• **REQUIRED TASK**: Gather all lines from the material that contain "JSON".

(Structured figure records)
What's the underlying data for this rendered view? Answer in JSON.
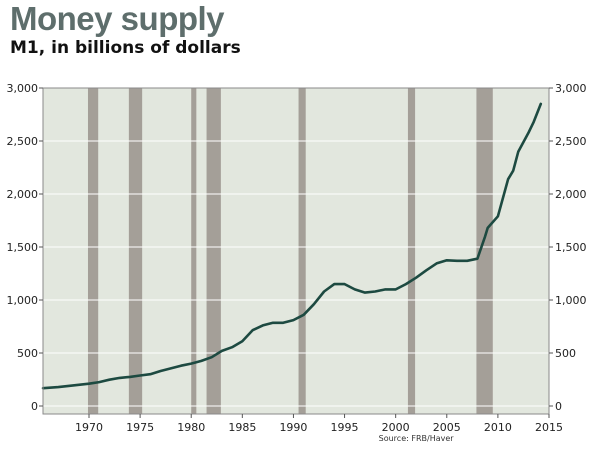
{
  "chart_data": {
    "type": "line",
    "title": "Money supply",
    "subtitle": "M1, in billions of dollars",
    "source": "Source: FRB/Haver",
    "xlabel": "",
    "ylabel": "",
    "xlim": [
      1965.5,
      2015
    ],
    "ylim": [
      0,
      3000
    ],
    "x_ticks": [
      1970,
      1975,
      1980,
      1985,
      1990,
      1995,
      2000,
      2005,
      2010,
      2015
    ],
    "x_tick_labels": [
      "1970",
      "1975",
      "1980",
      "1985",
      "1990",
      "1995",
      "2000",
      "2005",
      "2010",
      "2015"
    ],
    "y_ticks": [
      0,
      500,
      1000,
      1500,
      2000,
      2500,
      3000
    ],
    "y_tick_labels": [
      "0",
      "500",
      "1,000",
      "1,500",
      "2,000",
      "2,500",
      "3,000"
    ],
    "grid": "horizontal",
    "axes": "left and right",
    "colors": {
      "plot_bg": "#e2e7de",
      "line": "#1d4a41",
      "recession": "#a49f98",
      "title": "#5e6e6c"
    },
    "recessions": [
      [
        1969.9,
        1970.9
      ],
      [
        1973.9,
        1975.2
      ],
      [
        1980.0,
        1980.5
      ],
      [
        1981.5,
        1982.9
      ],
      [
        1990.5,
        1991.2
      ],
      [
        2001.2,
        2001.9
      ],
      [
        2007.9,
        2009.5
      ]
    ],
    "series": [
      {
        "x": [
          1965.5,
          1966,
          1967,
          1968,
          1969,
          1970,
          1971,
          1972,
          1973,
          1974,
          1975,
          1976,
          1977,
          1978,
          1979,
          1980,
          1981,
          1982,
          1983,
          1984,
          1985,
          1986,
          1987,
          1988,
          1989,
          1990,
          1991,
          1992,
          1993,
          1994,
          1995,
          1996,
          1997,
          1998,
          1999,
          2000,
          2001,
          2002,
          2003,
          2004,
          2005,
          2006,
          2007,
          2008,
          2008.75,
          2009,
          2010,
          2011,
          2011.5,
          2012,
          2013,
          2013.5,
          2014.2
        ],
        "y": [
          168,
          172,
          178,
          190,
          200,
          210,
          225,
          248,
          265,
          275,
          288,
          300,
          330,
          355,
          380,
          400,
          425,
          460,
          520,
          555,
          610,
          715,
          760,
          785,
          785,
          810,
          860,
          960,
          1080,
          1150,
          1150,
          1100,
          1070,
          1080,
          1100,
          1100,
          1150,
          1210,
          1280,
          1345,
          1375,
          1370,
          1370,
          1390,
          1600,
          1680,
          1790,
          2140,
          2220,
          2400,
          2580,
          2680,
          2850
        ]
      }
    ]
  }
}
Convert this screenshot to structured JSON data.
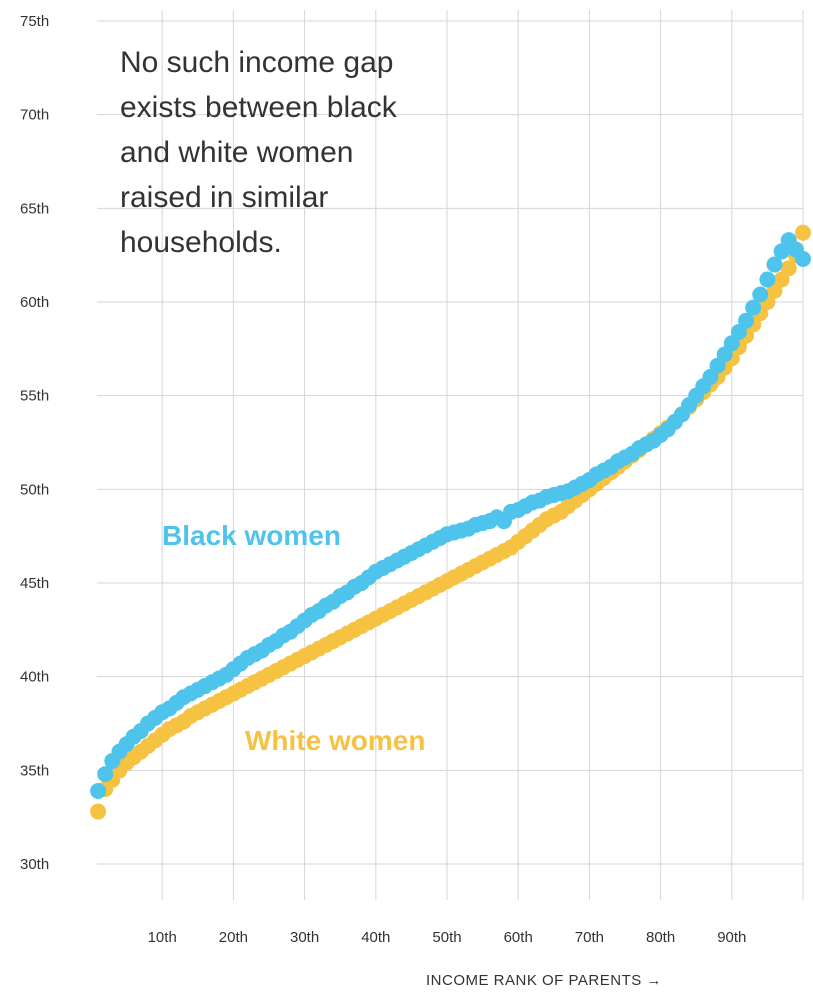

• **SOLVED PROBLEM**:
What's the underlying data for this rendered view? Answer in JSON.
Convert this screenshot to structured JSON data.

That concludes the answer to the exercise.